[Stored entries]
────────────────────

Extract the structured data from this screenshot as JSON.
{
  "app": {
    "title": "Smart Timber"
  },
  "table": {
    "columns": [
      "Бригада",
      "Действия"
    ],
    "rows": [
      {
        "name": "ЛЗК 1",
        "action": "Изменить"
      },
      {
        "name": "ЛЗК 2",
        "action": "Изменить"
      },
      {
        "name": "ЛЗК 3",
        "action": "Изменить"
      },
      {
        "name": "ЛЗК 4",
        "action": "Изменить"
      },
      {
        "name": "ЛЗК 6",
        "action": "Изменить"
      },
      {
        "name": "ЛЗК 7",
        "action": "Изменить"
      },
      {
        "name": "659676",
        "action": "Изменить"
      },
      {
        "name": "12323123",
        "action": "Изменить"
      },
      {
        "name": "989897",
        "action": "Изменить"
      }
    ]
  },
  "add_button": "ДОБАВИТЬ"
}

────────────────────

### TASK OBJECTIVE
Each entry is to be returned in full, character for character.

### WRITTEN ANSWER
Extract the structured data from this screenshot as JSON.
{
  "app": {
    "title": "Smart Timber"
  },
  "table": {
    "columns": [
      "Бригада",
      "Действия"
    ],
    "rows": [
      {
        "name": "ЛЗК 1",
        "action": "Изменить"
      },
      {
        "name": "ЛЗК 2",
        "action": "Изменить"
      },
      {
        "name": "ЛЗК 3",
        "action": "Изменить"
      },
      {
        "name": "ЛЗК 4",
        "action": "Изменить"
      },
      {
        "name": "ЛЗК 6",
        "action": "Изменить"
      },
      {
        "name": "ЛЗК 7",
        "action": "Изменить"
      },
      {
        "name": "659676",
        "action": "Изменить"
      },
      {
        "name": "12323123",
        "action": "Изменить"
      },
      {
        "name": "989897",
        "action": "Изменить"
      }
    ]
  },
  "add_button": "ДОБАВИТЬ"
}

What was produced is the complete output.